Start Dataset excerpts

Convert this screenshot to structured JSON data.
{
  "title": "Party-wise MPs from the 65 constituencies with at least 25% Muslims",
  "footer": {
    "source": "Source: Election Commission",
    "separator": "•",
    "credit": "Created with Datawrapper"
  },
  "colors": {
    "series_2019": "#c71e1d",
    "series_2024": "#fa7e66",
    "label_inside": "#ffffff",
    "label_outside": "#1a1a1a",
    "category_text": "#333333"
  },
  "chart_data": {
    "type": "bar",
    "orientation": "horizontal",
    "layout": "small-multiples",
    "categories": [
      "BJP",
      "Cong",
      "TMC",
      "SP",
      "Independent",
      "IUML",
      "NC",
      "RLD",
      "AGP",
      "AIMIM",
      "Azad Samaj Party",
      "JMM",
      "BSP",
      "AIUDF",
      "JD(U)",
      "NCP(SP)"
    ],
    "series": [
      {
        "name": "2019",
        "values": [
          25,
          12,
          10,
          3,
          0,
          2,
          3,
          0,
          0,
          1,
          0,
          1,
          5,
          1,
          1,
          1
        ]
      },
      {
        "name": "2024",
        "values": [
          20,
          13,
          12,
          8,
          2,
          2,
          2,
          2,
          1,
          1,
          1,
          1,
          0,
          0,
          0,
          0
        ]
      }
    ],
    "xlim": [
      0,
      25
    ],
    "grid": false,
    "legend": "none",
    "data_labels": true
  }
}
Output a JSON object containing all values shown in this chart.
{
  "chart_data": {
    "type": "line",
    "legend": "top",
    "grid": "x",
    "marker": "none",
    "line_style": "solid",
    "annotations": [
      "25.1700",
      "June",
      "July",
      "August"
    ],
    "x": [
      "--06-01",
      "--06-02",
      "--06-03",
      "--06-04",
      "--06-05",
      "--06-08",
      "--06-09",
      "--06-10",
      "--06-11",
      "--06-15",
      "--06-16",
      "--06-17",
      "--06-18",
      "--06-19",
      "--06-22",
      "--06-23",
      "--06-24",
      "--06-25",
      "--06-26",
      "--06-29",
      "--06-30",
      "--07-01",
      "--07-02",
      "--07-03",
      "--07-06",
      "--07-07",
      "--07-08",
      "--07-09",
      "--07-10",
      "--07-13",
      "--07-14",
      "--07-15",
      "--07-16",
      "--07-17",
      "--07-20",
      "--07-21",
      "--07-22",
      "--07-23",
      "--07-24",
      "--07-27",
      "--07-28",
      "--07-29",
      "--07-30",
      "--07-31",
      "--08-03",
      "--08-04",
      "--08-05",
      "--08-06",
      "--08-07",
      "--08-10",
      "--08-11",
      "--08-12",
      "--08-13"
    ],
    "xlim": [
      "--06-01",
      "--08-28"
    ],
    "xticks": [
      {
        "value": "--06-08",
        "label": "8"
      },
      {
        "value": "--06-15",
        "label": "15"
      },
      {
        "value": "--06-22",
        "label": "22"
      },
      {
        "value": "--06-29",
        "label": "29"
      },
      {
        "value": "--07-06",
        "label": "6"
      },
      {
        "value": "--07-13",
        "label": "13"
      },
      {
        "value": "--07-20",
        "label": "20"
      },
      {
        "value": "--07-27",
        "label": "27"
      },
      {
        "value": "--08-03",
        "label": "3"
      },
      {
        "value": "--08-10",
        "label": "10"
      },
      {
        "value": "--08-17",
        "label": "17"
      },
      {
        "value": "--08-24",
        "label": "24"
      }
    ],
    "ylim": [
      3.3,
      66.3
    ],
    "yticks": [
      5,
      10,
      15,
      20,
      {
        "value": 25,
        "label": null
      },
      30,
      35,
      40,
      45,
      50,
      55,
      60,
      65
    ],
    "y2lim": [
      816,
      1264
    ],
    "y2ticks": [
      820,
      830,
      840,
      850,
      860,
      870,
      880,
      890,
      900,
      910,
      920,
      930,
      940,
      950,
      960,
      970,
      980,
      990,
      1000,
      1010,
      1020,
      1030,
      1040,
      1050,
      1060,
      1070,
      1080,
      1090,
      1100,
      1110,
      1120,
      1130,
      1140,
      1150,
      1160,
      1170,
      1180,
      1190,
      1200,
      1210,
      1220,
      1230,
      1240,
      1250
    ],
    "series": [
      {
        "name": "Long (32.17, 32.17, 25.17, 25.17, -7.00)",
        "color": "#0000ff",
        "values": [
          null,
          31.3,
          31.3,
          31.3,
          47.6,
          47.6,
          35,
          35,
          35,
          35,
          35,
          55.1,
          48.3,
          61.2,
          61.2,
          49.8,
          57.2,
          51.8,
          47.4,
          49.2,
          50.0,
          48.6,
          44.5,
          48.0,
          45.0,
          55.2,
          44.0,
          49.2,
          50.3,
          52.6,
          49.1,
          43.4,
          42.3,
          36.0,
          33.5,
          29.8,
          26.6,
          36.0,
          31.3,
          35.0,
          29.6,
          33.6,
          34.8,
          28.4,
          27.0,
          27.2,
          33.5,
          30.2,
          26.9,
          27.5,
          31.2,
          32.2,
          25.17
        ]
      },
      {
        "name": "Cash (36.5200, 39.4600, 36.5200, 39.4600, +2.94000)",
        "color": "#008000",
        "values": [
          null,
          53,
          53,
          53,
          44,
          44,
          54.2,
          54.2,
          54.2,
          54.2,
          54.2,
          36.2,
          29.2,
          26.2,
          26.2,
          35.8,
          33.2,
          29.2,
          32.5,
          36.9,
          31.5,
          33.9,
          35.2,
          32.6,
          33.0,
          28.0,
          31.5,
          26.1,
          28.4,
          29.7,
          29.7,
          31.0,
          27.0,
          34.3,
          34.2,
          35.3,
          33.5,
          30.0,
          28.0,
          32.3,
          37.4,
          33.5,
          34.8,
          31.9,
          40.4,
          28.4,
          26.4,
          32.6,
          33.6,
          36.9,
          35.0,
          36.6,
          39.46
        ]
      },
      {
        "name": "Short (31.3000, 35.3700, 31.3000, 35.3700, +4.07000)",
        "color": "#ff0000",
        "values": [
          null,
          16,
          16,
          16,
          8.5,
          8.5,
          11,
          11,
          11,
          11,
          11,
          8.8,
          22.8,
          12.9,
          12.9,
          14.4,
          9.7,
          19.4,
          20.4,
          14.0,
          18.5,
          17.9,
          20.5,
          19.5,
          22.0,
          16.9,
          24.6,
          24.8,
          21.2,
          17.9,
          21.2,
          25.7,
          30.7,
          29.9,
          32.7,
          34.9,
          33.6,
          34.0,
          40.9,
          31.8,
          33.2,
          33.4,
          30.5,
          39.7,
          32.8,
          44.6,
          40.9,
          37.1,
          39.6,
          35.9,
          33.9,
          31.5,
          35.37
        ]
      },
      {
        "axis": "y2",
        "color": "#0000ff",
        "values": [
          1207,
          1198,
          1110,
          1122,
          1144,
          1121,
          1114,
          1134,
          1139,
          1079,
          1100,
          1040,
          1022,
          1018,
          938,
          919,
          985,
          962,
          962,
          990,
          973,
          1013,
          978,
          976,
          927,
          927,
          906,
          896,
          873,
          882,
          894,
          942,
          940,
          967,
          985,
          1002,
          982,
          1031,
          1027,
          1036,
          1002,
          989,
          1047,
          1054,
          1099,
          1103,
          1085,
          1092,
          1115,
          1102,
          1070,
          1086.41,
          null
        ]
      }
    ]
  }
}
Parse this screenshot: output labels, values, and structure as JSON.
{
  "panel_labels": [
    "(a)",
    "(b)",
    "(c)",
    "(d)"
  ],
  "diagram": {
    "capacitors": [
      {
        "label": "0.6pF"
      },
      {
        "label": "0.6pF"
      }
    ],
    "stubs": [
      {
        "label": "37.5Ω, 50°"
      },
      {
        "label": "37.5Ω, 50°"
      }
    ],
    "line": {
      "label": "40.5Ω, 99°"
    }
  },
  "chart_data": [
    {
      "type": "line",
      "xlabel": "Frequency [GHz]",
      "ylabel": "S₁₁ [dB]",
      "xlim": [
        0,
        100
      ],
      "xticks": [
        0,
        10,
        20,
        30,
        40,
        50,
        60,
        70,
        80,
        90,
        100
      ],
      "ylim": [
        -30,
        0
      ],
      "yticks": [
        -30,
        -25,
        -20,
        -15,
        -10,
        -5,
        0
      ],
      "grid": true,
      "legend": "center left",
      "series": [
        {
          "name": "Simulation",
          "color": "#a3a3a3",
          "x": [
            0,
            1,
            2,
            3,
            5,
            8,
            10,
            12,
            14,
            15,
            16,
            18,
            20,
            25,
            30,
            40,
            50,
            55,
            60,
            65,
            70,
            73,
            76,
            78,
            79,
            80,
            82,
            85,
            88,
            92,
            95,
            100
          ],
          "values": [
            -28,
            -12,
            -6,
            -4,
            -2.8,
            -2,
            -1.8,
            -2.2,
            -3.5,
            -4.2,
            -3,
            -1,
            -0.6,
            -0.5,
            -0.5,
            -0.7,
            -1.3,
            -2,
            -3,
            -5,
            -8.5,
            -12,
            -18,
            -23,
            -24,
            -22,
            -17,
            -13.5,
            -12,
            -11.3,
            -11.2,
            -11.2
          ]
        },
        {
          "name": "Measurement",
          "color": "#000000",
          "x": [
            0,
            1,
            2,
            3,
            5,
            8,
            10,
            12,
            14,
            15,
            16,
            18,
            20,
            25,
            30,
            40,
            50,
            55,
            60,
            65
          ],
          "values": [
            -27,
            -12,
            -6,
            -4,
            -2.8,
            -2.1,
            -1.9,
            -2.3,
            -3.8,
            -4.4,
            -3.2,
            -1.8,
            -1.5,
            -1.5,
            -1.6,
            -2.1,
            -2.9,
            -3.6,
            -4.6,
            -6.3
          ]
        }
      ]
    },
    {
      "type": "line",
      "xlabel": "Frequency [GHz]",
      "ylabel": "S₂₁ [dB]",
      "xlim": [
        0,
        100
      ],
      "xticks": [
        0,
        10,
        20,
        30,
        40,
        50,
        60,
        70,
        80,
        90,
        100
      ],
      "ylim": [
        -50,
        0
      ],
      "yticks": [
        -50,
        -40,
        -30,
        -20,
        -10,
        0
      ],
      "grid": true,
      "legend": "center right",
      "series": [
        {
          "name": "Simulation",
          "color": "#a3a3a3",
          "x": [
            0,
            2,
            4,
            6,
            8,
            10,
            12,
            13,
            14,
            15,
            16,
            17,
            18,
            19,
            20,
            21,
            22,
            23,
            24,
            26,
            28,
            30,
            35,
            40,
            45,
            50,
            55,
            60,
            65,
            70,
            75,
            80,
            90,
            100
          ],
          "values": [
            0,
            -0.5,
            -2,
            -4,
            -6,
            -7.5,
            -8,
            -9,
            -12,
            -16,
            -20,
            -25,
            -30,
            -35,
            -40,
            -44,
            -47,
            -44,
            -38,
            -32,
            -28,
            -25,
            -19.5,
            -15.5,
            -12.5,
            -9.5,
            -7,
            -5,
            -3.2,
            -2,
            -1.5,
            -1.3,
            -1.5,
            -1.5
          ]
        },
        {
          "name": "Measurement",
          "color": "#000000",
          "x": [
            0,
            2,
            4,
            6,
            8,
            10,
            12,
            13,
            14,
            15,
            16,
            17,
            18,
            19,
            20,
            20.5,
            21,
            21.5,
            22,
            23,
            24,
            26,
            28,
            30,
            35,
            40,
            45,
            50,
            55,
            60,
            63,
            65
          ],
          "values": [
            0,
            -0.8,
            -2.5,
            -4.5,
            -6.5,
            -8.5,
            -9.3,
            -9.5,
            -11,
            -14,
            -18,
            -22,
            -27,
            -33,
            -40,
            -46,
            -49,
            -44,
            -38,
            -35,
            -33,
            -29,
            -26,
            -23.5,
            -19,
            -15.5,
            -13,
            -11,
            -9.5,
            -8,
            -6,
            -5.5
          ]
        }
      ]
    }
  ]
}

End Dataset excerpts

— Your goal —
Among the lines above, how many contain the string "center"? State the number alone.

— Output —
2